PROBLEM REQUIREMENTS:
Return every entry exactly as written.

DATASET EXCERPTS:

_ _ _ _ _ _ _

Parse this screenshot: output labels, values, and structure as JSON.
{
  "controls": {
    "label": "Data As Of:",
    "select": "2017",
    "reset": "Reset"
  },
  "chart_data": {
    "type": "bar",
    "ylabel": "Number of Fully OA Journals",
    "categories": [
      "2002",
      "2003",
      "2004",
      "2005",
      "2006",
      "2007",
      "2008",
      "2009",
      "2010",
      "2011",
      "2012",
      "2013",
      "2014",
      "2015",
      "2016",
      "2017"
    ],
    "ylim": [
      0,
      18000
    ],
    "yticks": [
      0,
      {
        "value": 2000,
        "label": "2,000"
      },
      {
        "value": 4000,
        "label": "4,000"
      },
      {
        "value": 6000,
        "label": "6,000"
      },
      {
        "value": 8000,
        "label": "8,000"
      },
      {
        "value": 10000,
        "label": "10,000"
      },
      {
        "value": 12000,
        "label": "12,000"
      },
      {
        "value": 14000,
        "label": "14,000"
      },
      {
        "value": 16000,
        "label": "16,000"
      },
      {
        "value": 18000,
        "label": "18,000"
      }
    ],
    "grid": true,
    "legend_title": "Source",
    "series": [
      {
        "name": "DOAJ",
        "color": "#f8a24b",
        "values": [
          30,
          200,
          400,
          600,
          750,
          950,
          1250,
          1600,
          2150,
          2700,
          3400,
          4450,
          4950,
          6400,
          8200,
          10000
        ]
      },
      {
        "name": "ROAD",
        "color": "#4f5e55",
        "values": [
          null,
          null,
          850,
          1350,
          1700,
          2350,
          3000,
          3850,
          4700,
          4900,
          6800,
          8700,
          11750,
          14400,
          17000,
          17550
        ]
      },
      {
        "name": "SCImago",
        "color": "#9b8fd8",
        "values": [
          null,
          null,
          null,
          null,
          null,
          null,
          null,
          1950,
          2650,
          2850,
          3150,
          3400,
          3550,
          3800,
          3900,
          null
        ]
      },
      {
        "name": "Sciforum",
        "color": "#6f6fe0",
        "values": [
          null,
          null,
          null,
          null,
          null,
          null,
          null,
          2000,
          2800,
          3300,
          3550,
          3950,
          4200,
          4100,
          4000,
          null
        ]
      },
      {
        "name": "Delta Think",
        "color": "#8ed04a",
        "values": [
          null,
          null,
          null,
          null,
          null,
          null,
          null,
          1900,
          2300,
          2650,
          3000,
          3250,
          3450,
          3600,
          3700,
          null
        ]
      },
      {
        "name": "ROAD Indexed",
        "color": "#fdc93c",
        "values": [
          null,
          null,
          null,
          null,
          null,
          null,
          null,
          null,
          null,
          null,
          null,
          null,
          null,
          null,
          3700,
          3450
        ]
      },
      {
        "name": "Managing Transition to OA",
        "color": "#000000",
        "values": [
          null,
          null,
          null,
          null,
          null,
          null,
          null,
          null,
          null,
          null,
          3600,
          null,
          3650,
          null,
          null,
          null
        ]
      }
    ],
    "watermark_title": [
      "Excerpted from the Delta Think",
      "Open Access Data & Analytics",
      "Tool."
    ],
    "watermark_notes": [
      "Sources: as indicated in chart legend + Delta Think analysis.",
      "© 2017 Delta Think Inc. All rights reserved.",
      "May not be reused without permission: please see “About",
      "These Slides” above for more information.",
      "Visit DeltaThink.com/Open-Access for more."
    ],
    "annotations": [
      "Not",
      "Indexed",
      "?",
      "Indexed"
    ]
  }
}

_ _ _ _ _ _ _

ANSWER TO THIS EXERCISE:
Parse this screenshot: output labels, values, and structure as JSON.
{
  "controls": {
    "label": "Data As Of:",
    "select": "2017",
    "reset": "Reset"
  },
  "chart_data": {
    "type": "bar",
    "ylabel": "Number of Fully OA Journals",
    "categories": [
      "2002",
      "2003",
      "2004",
      "2005",
      "2006",
      "2007",
      "2008",
      "2009",
      "2010",
      "2011",
      "2012",
      "2013",
      "2014",
      "2015",
      "2016",
      "2017"
    ],
    "ylim": [
      0,
      18000
    ],
    "yticks": [
      0,
      {
        "value": 2000,
        "label": "2,000"
      },
      {
        "value": 4000,
        "label": "4,000"
      },
      {
        "value": 6000,
        "label": "6,000"
      },
      {
        "value": 8000,
        "label": "8,000"
      },
      {
        "value": 10000,
        "label": "10,000"
      },
      {
        "value": 12000,
        "label": "12,000"
      },
      {
        "value": 14000,
        "label": "14,000"
      },
      {
        "value": 16000,
        "label": "16,000"
      },
      {
        "value": 18000,
        "label": "18,000"
      }
    ],
    "grid": true,
    "legend_title": "Source",
    "series": [
      {
        "name": "DOAJ",
        "color": "#f8a24b",
        "values": [
          30,
          200,
          400,
          600,
          750,
          950,
          1250,
          1600,
          2150,
          2700,
          3400,
          4450,
          4950,
          6400,
          8200,
          10000
        ]
      },
      {
        "name": "ROAD",
        "color": "#4f5e55",
        "values": [
          null,
          null,
          850,
          1350,
          1700,
          2350,
          3000,
          3850,
          4700,
          4900,
          6800,
          8700,
          11750,
          14400,
          17000,
          17550
        ]
      },
      {
        "name": "SCImago",
        "color": "#9b8fd8",
        "values": [
          null,
          null,
          null,
          null,
          null,
          null,
          null,
          1950,
          2650,
          2850,
          3150,
          3400,
          3550,
          3800,
          3900,
          null
        ]
      },
      {
        "name": "Sciforum",
        "color": "#6f6fe0",
        "values": [
          null,
          null,
          null,
          null,
          null,
          null,
          null,
          2000,
          2800,
          3300,
          3550,
          3950,
          4200,
          4100,
          4000,
          null
        ]
      },
      {
        "name": "Delta Think",
        "color": "#8ed04a",
        "values": [
          null,
          null,
          null,
          null,
          null,
          null,
          null,
          1900,
          2300,
          2650,
          3000,
          3250,
          3450,
          3600,
          3700,
          null
        ]
      },
      {
        "name": "ROAD Indexed",
        "color": "#fdc93c",
        "values": [
          null,
          null,
          null,
          null,
          null,
          null,
          null,
          null,
          null,
          null,
          null,
          null,
          null,
          null,
          3700,
          3450
        ]
      },
      {
        "name": "Managing Transition to OA",
        "color": "#000000",
        "values": [
          null,
          null,
          null,
          null,
          null,
          null,
          null,
          null,
          null,
          null,
          3600,
          null,
          3650,
          null,
          null,
          null
        ]
      }
    ],
    "watermark_title": [
      "Excerpted from the Delta Think",
      "Open Access Data & Analytics",
      "Tool."
    ],
    "watermark_notes": [
      "Sources: as indicated in chart legend + Delta Think analysis.",
      "© 2017 Delta Think Inc. All rights reserved.",
      "May not be reused without permission: please see “About",
      "These Slides” above for more information.",
      "Visit DeltaThink.com/Open-Access for more."
    ],
    "annotations": [
      "Not",
      "Indexed",
      "?",
      "Indexed"
    ]
  }
}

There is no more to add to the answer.